[start of Data section]

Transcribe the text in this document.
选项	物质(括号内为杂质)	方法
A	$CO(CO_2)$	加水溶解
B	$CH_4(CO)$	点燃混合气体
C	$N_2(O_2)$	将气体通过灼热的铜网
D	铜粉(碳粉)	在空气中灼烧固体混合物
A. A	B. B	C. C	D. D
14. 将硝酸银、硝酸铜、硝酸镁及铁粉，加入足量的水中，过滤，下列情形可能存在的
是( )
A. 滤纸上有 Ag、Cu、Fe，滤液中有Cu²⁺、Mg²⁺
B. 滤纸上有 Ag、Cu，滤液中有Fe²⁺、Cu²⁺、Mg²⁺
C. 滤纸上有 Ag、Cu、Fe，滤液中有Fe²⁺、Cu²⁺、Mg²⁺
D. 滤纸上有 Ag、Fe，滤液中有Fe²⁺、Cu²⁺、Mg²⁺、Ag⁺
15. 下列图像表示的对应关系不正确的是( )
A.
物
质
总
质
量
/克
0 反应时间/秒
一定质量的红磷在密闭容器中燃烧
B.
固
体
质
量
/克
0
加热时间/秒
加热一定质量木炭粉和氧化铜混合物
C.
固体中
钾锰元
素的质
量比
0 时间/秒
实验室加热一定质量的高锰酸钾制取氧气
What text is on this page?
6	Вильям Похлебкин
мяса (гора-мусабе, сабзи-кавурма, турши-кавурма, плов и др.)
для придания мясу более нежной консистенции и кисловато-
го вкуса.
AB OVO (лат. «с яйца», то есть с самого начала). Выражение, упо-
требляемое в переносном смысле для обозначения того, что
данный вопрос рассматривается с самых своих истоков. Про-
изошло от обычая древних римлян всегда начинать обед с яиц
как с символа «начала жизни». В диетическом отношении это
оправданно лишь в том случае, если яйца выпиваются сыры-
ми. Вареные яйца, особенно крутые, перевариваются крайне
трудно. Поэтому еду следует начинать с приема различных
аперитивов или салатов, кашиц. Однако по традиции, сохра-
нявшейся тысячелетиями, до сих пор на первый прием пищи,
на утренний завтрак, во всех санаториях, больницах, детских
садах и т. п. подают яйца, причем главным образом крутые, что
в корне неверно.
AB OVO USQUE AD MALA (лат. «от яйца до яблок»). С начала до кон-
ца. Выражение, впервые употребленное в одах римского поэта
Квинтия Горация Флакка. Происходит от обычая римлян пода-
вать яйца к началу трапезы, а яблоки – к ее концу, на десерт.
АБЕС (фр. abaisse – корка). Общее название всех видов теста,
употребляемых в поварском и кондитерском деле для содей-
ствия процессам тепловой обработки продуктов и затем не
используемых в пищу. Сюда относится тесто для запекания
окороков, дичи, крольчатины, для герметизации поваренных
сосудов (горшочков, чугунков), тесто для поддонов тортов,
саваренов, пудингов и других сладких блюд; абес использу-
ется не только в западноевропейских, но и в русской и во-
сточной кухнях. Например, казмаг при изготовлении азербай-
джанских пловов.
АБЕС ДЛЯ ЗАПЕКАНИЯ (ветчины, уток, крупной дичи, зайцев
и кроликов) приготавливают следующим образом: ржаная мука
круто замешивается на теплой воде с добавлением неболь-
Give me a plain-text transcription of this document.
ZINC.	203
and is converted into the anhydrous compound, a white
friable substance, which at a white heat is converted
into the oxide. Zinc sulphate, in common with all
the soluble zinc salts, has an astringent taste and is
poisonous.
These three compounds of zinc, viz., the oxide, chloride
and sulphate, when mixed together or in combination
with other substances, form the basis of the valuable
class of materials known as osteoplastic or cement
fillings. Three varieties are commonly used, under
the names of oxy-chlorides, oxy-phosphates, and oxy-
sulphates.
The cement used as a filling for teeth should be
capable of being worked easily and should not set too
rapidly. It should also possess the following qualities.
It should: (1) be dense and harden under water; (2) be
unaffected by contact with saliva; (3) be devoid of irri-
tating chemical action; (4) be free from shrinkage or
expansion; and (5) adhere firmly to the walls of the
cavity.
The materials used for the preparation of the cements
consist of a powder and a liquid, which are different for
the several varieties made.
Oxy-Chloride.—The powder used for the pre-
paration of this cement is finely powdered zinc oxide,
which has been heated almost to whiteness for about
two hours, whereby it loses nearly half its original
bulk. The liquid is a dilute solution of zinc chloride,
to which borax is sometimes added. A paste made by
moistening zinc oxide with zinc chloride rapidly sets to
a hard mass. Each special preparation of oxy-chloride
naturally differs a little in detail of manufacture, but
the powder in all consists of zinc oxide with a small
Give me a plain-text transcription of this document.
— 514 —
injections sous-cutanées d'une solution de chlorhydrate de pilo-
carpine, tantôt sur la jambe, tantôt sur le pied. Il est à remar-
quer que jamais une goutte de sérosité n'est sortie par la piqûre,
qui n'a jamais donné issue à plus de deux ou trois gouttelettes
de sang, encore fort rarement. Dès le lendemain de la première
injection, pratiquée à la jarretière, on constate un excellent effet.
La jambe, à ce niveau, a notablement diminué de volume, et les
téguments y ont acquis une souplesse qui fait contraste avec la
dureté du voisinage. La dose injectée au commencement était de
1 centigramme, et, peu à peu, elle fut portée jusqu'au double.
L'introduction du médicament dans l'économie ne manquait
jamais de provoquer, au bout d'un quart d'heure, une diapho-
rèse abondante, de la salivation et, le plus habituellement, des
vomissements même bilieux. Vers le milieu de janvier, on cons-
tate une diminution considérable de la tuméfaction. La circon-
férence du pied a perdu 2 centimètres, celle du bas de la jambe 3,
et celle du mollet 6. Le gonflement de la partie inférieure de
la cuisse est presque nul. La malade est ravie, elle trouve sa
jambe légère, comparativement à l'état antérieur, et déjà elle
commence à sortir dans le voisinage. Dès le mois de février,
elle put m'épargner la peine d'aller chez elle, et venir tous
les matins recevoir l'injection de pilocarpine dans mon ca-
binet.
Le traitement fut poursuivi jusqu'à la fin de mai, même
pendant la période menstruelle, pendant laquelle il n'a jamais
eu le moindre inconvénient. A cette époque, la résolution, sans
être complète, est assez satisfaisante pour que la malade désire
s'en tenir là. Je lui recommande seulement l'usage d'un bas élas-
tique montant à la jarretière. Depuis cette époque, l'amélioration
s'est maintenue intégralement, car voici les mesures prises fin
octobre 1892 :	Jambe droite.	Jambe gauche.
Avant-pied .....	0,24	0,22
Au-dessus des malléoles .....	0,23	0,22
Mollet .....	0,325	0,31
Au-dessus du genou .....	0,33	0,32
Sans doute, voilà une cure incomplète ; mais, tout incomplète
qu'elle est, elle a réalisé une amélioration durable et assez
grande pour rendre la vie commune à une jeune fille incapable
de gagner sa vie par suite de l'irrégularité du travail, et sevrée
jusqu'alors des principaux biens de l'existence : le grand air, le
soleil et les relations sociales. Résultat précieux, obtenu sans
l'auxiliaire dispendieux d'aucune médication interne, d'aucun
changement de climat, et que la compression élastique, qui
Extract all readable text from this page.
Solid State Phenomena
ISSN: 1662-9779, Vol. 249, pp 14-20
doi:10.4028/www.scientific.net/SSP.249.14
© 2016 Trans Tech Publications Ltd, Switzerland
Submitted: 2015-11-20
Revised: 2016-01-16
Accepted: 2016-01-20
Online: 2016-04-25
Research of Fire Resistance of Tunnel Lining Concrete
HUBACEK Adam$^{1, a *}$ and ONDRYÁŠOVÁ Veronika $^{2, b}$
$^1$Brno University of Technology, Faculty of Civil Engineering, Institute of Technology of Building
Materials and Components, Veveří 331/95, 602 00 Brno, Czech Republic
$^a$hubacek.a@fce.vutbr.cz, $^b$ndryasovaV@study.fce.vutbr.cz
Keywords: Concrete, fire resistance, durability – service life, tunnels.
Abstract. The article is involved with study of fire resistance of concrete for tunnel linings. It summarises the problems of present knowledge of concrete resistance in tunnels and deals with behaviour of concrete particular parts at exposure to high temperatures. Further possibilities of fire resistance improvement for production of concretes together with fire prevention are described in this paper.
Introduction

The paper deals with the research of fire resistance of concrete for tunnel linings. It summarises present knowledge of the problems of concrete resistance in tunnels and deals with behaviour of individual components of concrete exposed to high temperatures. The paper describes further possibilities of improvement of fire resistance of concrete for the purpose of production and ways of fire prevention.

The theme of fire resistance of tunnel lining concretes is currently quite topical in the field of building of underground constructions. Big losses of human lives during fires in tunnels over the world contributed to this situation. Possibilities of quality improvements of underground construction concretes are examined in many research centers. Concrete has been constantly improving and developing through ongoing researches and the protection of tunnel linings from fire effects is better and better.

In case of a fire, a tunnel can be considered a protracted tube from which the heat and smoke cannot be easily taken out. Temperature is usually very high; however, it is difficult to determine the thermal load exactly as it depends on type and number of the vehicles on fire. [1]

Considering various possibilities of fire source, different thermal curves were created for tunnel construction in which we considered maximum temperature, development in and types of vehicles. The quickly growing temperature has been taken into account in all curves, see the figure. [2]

[end of Data section]

Look through the entries above and report the number of lines that contain "voisinage". Write only the number.

Result for this task —
2